═══ SUPPLIED DATA ═══

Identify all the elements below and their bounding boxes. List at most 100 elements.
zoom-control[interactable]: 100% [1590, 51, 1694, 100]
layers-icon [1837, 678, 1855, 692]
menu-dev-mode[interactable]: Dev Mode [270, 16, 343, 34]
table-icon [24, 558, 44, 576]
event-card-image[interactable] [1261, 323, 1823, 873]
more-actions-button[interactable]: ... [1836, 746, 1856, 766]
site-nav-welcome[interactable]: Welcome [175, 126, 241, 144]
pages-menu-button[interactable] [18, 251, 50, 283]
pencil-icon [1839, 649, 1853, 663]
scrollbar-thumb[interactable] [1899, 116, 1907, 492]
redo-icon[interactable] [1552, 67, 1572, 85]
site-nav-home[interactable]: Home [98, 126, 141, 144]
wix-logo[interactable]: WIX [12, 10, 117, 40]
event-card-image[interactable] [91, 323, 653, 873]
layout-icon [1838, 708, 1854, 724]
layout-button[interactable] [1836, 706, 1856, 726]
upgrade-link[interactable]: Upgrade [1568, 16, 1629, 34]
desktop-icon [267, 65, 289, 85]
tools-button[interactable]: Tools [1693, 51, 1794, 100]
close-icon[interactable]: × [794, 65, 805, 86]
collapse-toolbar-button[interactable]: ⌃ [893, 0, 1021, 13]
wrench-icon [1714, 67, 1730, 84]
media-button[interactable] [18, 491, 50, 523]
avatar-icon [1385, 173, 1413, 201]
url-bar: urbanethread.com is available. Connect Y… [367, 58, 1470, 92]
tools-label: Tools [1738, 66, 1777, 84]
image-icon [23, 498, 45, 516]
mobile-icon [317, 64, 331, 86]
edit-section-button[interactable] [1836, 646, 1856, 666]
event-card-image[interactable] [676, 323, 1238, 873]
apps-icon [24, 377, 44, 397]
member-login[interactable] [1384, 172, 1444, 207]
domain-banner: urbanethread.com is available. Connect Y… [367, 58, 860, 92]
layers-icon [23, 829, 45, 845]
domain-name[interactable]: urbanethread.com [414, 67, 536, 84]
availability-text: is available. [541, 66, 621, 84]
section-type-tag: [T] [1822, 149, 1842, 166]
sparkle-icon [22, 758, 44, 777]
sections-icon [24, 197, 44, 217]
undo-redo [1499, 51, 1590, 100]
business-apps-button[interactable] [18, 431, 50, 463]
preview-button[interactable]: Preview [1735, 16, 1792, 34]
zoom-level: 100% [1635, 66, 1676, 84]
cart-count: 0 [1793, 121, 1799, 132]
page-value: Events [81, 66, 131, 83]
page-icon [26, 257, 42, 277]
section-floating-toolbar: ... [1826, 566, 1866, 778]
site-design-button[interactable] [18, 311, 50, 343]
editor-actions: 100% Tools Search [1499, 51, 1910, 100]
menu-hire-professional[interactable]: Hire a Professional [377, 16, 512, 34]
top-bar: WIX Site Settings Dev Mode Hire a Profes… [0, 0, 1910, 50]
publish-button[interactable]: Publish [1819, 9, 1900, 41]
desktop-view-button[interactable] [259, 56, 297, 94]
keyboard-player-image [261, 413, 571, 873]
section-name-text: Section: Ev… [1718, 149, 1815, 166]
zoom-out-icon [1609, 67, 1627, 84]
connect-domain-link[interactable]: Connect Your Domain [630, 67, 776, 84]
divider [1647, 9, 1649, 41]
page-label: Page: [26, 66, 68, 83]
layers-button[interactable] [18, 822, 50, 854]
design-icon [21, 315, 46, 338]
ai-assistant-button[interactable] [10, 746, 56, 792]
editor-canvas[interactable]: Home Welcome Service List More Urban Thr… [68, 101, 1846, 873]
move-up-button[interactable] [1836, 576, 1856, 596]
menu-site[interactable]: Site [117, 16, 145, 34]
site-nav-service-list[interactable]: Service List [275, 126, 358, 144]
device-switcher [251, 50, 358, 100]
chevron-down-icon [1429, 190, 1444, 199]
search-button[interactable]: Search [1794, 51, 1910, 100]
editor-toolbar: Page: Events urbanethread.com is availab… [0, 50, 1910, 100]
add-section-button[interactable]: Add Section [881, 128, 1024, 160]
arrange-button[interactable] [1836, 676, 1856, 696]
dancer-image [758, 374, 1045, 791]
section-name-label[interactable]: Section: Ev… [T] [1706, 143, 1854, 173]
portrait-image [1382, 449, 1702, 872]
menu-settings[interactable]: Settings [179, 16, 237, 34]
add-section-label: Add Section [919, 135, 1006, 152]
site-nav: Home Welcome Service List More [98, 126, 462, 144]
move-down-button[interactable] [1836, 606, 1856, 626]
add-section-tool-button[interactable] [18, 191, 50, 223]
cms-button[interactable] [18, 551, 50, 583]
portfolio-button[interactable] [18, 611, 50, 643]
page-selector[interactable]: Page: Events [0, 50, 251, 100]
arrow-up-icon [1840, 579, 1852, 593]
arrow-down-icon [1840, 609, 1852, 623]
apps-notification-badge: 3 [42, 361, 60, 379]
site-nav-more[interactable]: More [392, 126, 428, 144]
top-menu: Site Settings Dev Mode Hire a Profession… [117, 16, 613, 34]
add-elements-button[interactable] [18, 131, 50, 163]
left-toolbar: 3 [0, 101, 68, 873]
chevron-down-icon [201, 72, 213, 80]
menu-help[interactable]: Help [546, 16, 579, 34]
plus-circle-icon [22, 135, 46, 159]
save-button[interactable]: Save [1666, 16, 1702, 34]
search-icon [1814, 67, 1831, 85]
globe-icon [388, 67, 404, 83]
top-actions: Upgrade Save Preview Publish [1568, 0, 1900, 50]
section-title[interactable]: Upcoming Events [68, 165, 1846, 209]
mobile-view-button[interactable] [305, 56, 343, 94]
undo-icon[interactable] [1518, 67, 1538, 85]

═══

Reproduce the rows unchanged, starting with the first one and ending with the row that contains "availability-text: is available.", including both of those rows.

Identify all the elements below and their bounding boxes. List at most 100 elements.
zoom-control[interactable]: 100% [1590, 51, 1694, 100]
layers-icon [1837, 678, 1855, 692]
menu-dev-mode[interactable]: Dev Mode [270, 16, 343, 34]
table-icon [24, 558, 44, 576]
event-card-image[interactable] [1261, 323, 1823, 873]
more-actions-button[interactable]: ... [1836, 746, 1856, 766]
site-nav-welcome[interactable]: Welcome [175, 126, 241, 144]
pages-menu-button[interactable] [18, 251, 50, 283]
pencil-icon [1839, 649, 1853, 663]
scrollbar-thumb[interactable] [1899, 116, 1907, 492]
redo-icon[interactable] [1552, 67, 1572, 85]
site-nav-home[interactable]: Home [98, 126, 141, 144]
wix-logo[interactable]: WIX [12, 10, 117, 40]
event-card-image[interactable] [91, 323, 653, 873]
layout-icon [1838, 708, 1854, 724]
layout-button[interactable] [1836, 706, 1856, 726]
upgrade-link[interactable]: Upgrade [1568, 16, 1629, 34]
desktop-icon [267, 65, 289, 85]
tools-button[interactable]: Tools [1693, 51, 1794, 100]
close-icon[interactable]: × [794, 65, 805, 86]
collapse-toolbar-button[interactable]: ⌃ [893, 0, 1021, 13]
wrench-icon [1714, 67, 1730, 84]
media-button[interactable] [18, 491, 50, 523]
avatar-icon [1385, 173, 1413, 201]
url-bar: urbanethread.com is available. Connect Y… [367, 58, 1470, 92]
tools-label: Tools [1738, 66, 1777, 84]
image-icon [23, 498, 45, 516]
mobile-icon [317, 64, 331, 86]
edit-section-button[interactable] [1836, 646, 1856, 666]
event-card-image[interactable] [676, 323, 1238, 873]
apps-icon [24, 377, 44, 397]
member-login[interactable] [1384, 172, 1444, 207]
domain-banner: urbanethread.com is available. Connect Y… [367, 58, 860, 92]
layers-icon [23, 829, 45, 845]
domain-name[interactable]: urbanethread.com [414, 67, 536, 84]
availability-text: is available. [541, 66, 621, 84]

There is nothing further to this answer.